#### TASK INPUT ####

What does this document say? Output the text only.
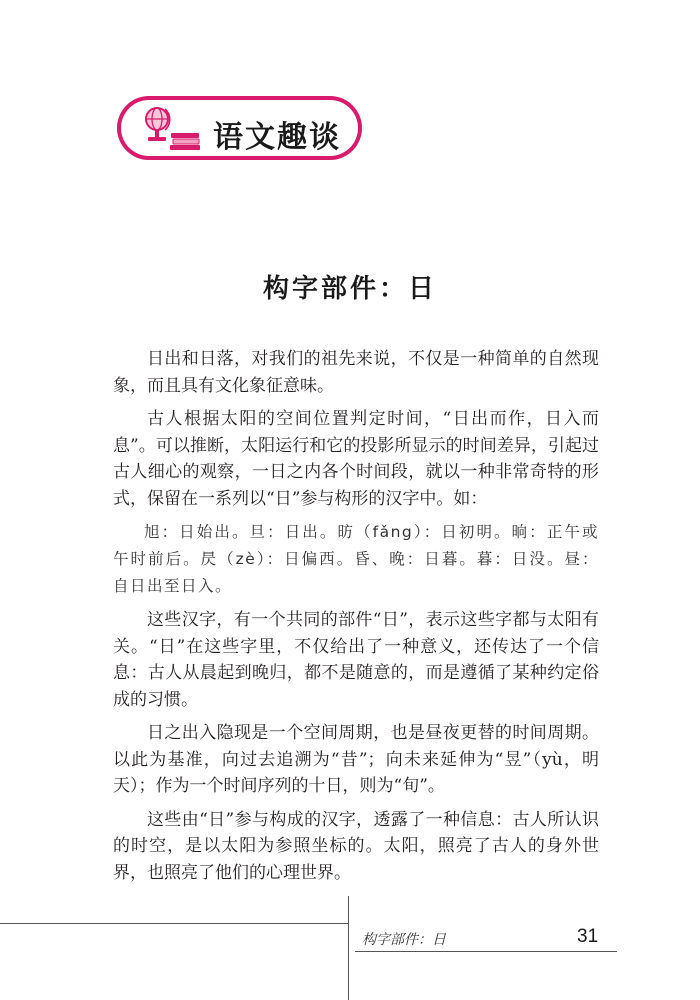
语文趣谈
构字部件：日

日出和日落，对我们的祖先来说，不仅是一种简单的自然现象，而且具有文化象征意味。

古人根据太阳的空间位置判定时间，“日出而作，日入而息”。可以推断，太阳运行和它的投影所显示的时间差异，引起过古人细心的观察，一日之内各个时间段，就以一种非常奇特的形式，保留在一系列以“日”参与构形的汉字中。如：

旭：日始出。旦：日出。昉（fǎng）：日初明。晌：正午或午时前后。昃（zè）：日偏西。昏、晚：日暮。暮：日没。昼：自日出至日入。

这些汉字，有一个共同的部件“日”，表示这些字都与太阳有关。“日”在这些字里，不仅给出了一种意义，还传达了一个信息：古人从晨起到晚归，都不是随意的，而是遵循了某种约定俗成的习惯。

日之出入隐现是一个空间周期，也是昼夜更替的时间周期。以此为基准，向过去追溯为“昔”；向未来延伸为“昱”（yù，明天）；作为一个时间序列的十日，则为“旬”。

这些由“日”参与构成的汉字，透露了一种信息：古人所认识的时空，是以太阳为参照坐标的。太阳，照亮了古人的身外世界，也照亮了他们的心理世界。

构字部件：日	31
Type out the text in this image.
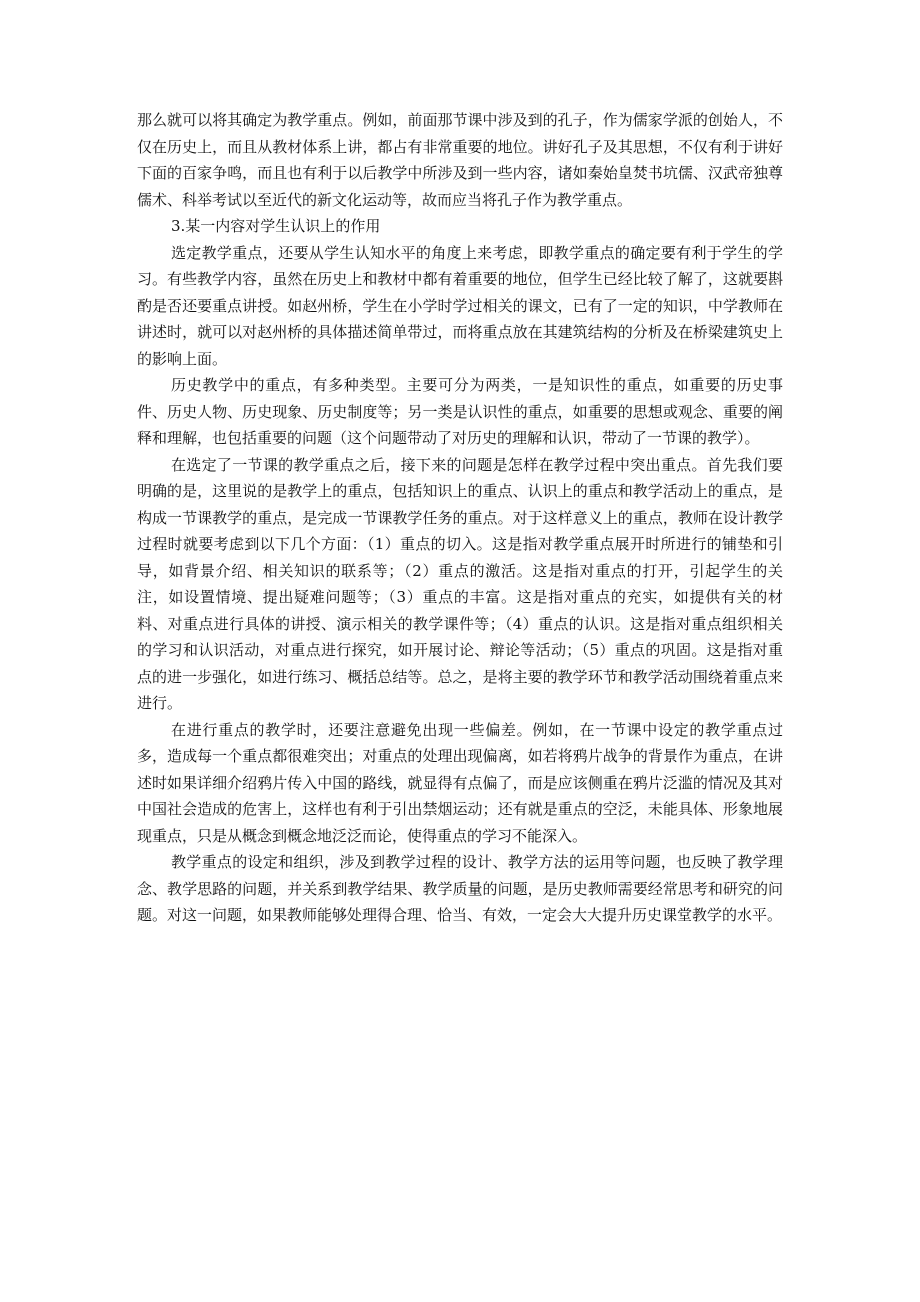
那么就可以将其确定为教学重点。例如，前面那节课中涉及到的孔子，作为儒家学派的创始人，不仅在历史上，而且从教材体系上讲，都占有非常重要的地位。讲好孔子及其思想，不仅有利于讲好下面的百家争鸣，而且也有利于以后教学中所涉及到一些内容，诸如秦始皇焚书坑儒、汉武帝独尊儒术、科举考试以至近代的新文化运动等，故而应当将孔子作为教学重点。

3.某一内容对学生认识上的作用

选定教学重点，还要从学生认知水平的角度上来考虑，即教学重点的确定要有利于学生的学习。有些教学内容，虽然在历史上和教材中都有着重要的地位，但学生已经比较了解了，这就要斟酌是否还要重点讲授。如赵州桥，学生在小学时学过相关的课文，已有了一定的知识，中学教师在讲述时，就可以对赵州桥的具体描述简单带过，而将重点放在其建筑结构的分析及在桥梁建筑史上的影响上面。

历史教学中的重点，有多种类型。主要可分为两类，一是知识性的重点，如重要的历史事件、历史人物、历史现象、历史制度等；另一类是认识性的重点，如重要的思想或观念、重要的阐释和理解，也包括重要的问题（这个问题带动了对历史的理解和认识，带动了一节课的教学）。

在选定了一节课的教学重点之后，接下来的问题是怎样在教学过程中突出重点。首先我们要明确的是，这里说的是教学上的重点，包括知识上的重点、认识上的重点和教学活动上的重点，是构成一节课教学的重点，是完成一节课教学任务的重点。对于这样意义上的重点，教师在设计教学过程时就要考虑到以下几个方面：（1）重点的切入。这是指对教学重点展开时所进行的铺垫和引导，如背景介绍、相关知识的联系等；（2）重点的激活。这是指对重点的打开，引起学生的关注，如设置情境、提出疑难问题等；（3）重点的丰富。这是指对重点的充实，如提供有关的材料、对重点进行具体的讲授、演示相关的教学课件等；（4）重点的认识。这是指对重点组织相关的学习和认识活动，对重点进行探究，如开展讨论、辩论等活动；（5）重点的巩固。这是指对重点的进一步强化，如进行练习、概括总结等。总之，是将主要的教学环节和教学活动围绕着重点来进行。

在进行重点的教学时，还要注意避免出现一些偏差。例如，在一节课中设定的教学重点过多，造成每一个重点都很难突出；对重点的处理出现偏离，如若将鸦片战争的背景作为重点，在讲述时如果详细介绍鸦片传入中国的路线，就显得有点偏了，而是应该侧重在鸦片泛滥的情况及其对中国社会造成的危害上，这样也有利于引出禁烟运动；还有就是重点的空泛，未能具体、形象地展现重点，只是从概念到概念地泛泛而论，使得重点的学习不能深入。

教学重点的设定和组织，涉及到教学过程的设计、教学方法的运用等问题，也反映了教学理念、教学思路的问题，并关系到教学结果、教学质量的问题，是历史教师需要经常思考和研究的问题。对这一问题，如果教师能够处理得合理、恰当、有效，一定会大大提升历史课堂教学的水平。
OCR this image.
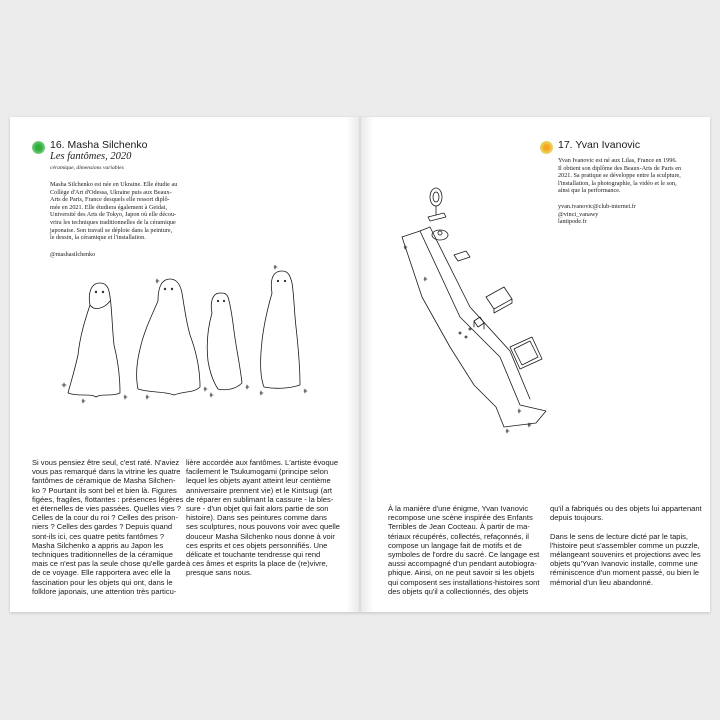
16. Masha Silchenko
Les fantômes, 2020
céramique, dimensions variables
Masha Silchenko est née en Ukraine. Elle étudie au
Collège d'Art d'Odessa, Ukraine puis aux Beaux-
Arts de Paris, France desquels elle ressort diplô-
mée en 2021. Elle étudiera également à Geidai,
Université des Arts de Tokyo, Japon où elle décou-
vrira les techniques traditionnelles de la céramique
japonaise. Son travail se déploie dans la peinture,
le dessin, la céramique et l'installation.
@mashasilchenko
Si vous pensiez être seul, c'est raté. N'aviez
vous pas remarqué dans la vitrine les quatre
fantômes de céramique de Masha Silchen-
ko ? Pourtant ils sont bel et bien là. Figures
figées, fragiles, flottantes : présences légères
et éternelles de vies passées. Quelles vies ?
Celles de la cour du roi ? Celles des prison-
niers ? Celles des gardes ? Depuis quand
sont-ils ici, ces quatre petits fantômes ?
Masha Silchenko a appris au Japon les
techniques traditionnelles de la céramique
mais ce n'est pas la seule chose qu'elle garde
de ce voyage. Elle rapportera avec elle la
fascination pour les objets qui ont, dans le
folklore japonais, une attention très particu-
lière accordée aux fantômes. L'artiste évoque
facilement le Tsukumogami (principe selon
lequel les objets ayant atteint leur centième
anniversaire prennent vie) et le Kintsugi (art
de réparer en sublimant la cassure - la bles-
sure - d'un objet qui fait alors partie de son
histoire). Dans ses peintures comme dans
ses sculptures, nous pouvons voir avec quelle
douceur Masha Silchenko nous donne à voir
ces esprits et ces objets personnifiés. Une
délicate et touchante tendresse qui rend
à ces âmes et esprits la place de (re)vivre,
presque sans nous.
17. Yvan Ivanovic
Yvan Ivanovic est né aux Lilas, France en 1996.
Il obtient son diplôme des Beaux-Arts de Paris en
2021. Sa pratique se développe entre la sculpture,
l'installation, la photographie, la vidéo et le son,
ainsi que la performance.
yvan.ivanovic@club-internet.fr
@vinci_vanawy
lantipode.fr
À la manière d'une énigme, Yvan Ivanovic
recompose une scène inspirée des Enfants
Terribles de Jean Cocteau. À partir de ma-
tériaux récupérés, collectés, refaçonnés, il
compose un langage fait de motifs et de
symboles de l'ordre du sacré. Ce langage est
aussi accompagné d'un pendant autobiogra-
phique. Ainsi, on ne peut savoir si les objets
qui composent ses installations-histoires sont
des objets qu'il a collectionnés, des objets
qu'il a fabriqués ou des objets lui appartenant
depuis toujours.
Dans le sens de lecture dicté par le tapis,
l'histoire peut s'assembler comme un puzzle,
mélangeant souvenirs et projections avec les
objets qu'Yvan Ivanovic installe, comme une
réminiscence d'un moment passé, ou bien le
mémorial d'un lieu abandonné.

####

__THE TASK__. Above are lines of data; state how many of them contain the word "traditionnelles", with no other output.

__FULL OUTPUT__. 2